┌──
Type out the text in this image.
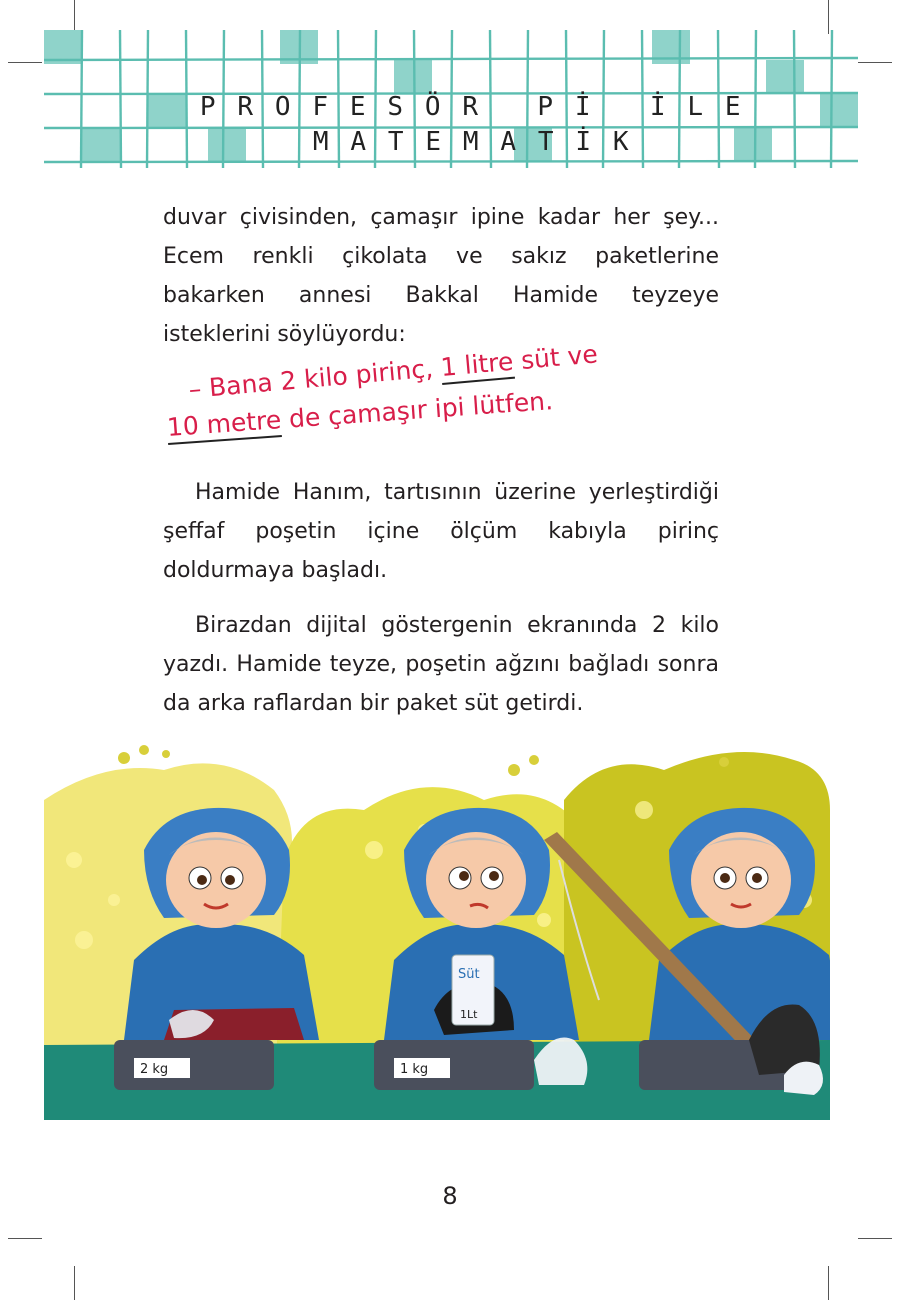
P R O F E S Ö R	P İ	İ L E
M A T E M A T İ K

duvar çivisinden, çamaşır ipine kadar her şey... Ecem renkli çikolata ve sakız paketlerine bakarken annesi Bakkal Hamide teyzeye isteklerini söylüyordu:

– Bana 2 kilo pirinç, 1 litre süt ve
10 metre de çamaşır ipi lütfen.

Hamide Hanım, tartısının üzerine yerleştirdiği şeffaf poşetin içine ölçüm kabıyla pirinç doldurmaya başladı.

Birazdan dijital göstergenin ekranında 2 kilo yazdı. Hamide teyze, poşetin ağzını bağladı sonra da arka raflardan bir paket süt getirdi.

2 kg
Süt
1Lt
1 kg
8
└──
**DIRECTIVE:** Every line is to be duplicated exactly, though pictures stay out.

**RESPONSE BELOW:**
Type out the text in this image.
P R O F E S Ö R	P İ	İ L E
M A T E M A T İ K

duvar çivisinden, çamaşır ipine kadar her şey... Ecem renkli çikolata ve sakız paketlerine bakarken annesi Bakkal Hamide teyzeye isteklerini söylüyordu:

– Bana 2 kilo pirinç, 1 litre süt ve
10 metre de çamaşır ipi lütfen.

Hamide Hanım, tartısının üzerine yerleştirdiği şeffaf poşetin içine ölçüm kabıyla pirinç doldurmaya başladı.

Birazdan dijital göstergenin ekranında 2 kilo yazdı. Hamide teyze, poşetin ağzını bağladı sonra da arka raflardan bir paket süt getirdi.

2 kg
Süt
1Lt
1 kg
8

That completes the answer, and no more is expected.